Listings of boxed layout items:
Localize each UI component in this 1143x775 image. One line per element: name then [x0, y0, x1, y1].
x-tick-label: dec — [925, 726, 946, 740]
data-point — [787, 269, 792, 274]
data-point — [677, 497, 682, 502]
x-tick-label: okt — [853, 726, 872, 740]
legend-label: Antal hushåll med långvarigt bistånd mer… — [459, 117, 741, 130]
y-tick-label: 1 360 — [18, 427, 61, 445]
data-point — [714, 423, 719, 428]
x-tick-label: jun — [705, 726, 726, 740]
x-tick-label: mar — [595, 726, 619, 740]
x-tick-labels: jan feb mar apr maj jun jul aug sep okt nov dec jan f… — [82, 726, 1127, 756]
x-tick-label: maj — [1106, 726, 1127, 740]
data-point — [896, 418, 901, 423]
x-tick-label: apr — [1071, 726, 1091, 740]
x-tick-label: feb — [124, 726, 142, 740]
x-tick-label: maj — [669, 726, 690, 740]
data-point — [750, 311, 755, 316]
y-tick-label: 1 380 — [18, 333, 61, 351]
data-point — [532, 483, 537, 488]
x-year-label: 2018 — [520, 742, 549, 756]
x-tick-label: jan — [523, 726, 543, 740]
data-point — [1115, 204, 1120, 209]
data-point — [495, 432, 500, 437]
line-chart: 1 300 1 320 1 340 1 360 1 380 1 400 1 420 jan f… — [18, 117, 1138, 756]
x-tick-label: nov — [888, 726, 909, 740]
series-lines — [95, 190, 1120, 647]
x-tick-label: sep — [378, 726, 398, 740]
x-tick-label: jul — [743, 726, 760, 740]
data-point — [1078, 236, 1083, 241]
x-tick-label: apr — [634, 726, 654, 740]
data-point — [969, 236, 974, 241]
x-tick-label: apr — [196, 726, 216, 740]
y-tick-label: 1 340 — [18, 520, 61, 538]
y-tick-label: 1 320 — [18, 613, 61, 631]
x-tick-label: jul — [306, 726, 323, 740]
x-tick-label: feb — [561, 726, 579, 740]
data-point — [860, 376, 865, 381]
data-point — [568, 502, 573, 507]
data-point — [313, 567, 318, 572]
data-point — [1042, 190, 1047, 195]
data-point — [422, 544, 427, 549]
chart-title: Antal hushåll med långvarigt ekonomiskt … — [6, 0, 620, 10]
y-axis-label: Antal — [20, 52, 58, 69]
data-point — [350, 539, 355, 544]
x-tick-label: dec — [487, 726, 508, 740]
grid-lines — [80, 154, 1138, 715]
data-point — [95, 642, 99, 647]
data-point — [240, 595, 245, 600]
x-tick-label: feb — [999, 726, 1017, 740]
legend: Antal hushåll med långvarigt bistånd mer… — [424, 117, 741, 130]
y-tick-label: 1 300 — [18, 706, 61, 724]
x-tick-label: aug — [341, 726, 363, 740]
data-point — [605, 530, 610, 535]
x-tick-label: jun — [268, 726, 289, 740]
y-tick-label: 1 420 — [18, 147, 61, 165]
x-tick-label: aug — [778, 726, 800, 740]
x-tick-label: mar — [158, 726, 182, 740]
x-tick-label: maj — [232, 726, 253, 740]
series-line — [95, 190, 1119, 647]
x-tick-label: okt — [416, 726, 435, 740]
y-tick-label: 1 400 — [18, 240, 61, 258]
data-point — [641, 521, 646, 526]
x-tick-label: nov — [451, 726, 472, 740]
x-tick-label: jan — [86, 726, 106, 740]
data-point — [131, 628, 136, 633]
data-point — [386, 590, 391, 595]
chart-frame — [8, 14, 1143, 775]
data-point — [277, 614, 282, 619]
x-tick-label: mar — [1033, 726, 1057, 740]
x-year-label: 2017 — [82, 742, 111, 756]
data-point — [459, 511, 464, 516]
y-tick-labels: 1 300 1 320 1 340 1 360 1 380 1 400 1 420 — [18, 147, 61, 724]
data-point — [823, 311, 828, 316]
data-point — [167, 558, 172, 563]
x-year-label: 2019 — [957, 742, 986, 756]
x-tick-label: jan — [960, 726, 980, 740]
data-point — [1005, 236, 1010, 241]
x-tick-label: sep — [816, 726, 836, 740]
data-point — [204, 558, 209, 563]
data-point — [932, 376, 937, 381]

What you need to do = Please substitute "value-label" for every "y-tick-label" in the material from its first line through the line with "data-point — [495, 432, 500, 437]", and give only those lines with nothing else changed.

Full output =
Localize each UI component in this 1143x775 image. One line per element: name then [x0, y0, x1, y1].
x-tick-label: dec — [925, 726, 946, 740]
data-point — [787, 269, 792, 274]
data-point — [677, 497, 682, 502]
x-tick-label: okt — [853, 726, 872, 740]
legend-label: Antal hushåll med långvarigt bistånd mer… — [459, 117, 741, 130]
value-label: 1 360 — [18, 427, 61, 445]
data-point — [714, 423, 719, 428]
x-tick-label: jun — [705, 726, 726, 740]
x-tick-label: mar — [595, 726, 619, 740]
x-tick-labels: jan feb mar apr maj jun jul aug sep okt nov dec jan f… — [82, 726, 1127, 756]
x-tick-label: maj — [1106, 726, 1127, 740]
data-point — [896, 418, 901, 423]
x-tick-label: apr — [1071, 726, 1091, 740]
x-tick-label: feb — [124, 726, 142, 740]
x-tick-label: maj — [669, 726, 690, 740]
data-point — [750, 311, 755, 316]
value-label: 1 380 — [18, 333, 61, 351]
data-point — [532, 483, 537, 488]
x-year-label: 2018 — [520, 742, 549, 756]
x-tick-label: jan — [523, 726, 543, 740]
data-point — [1115, 204, 1120, 209]
data-point — [495, 432, 500, 437]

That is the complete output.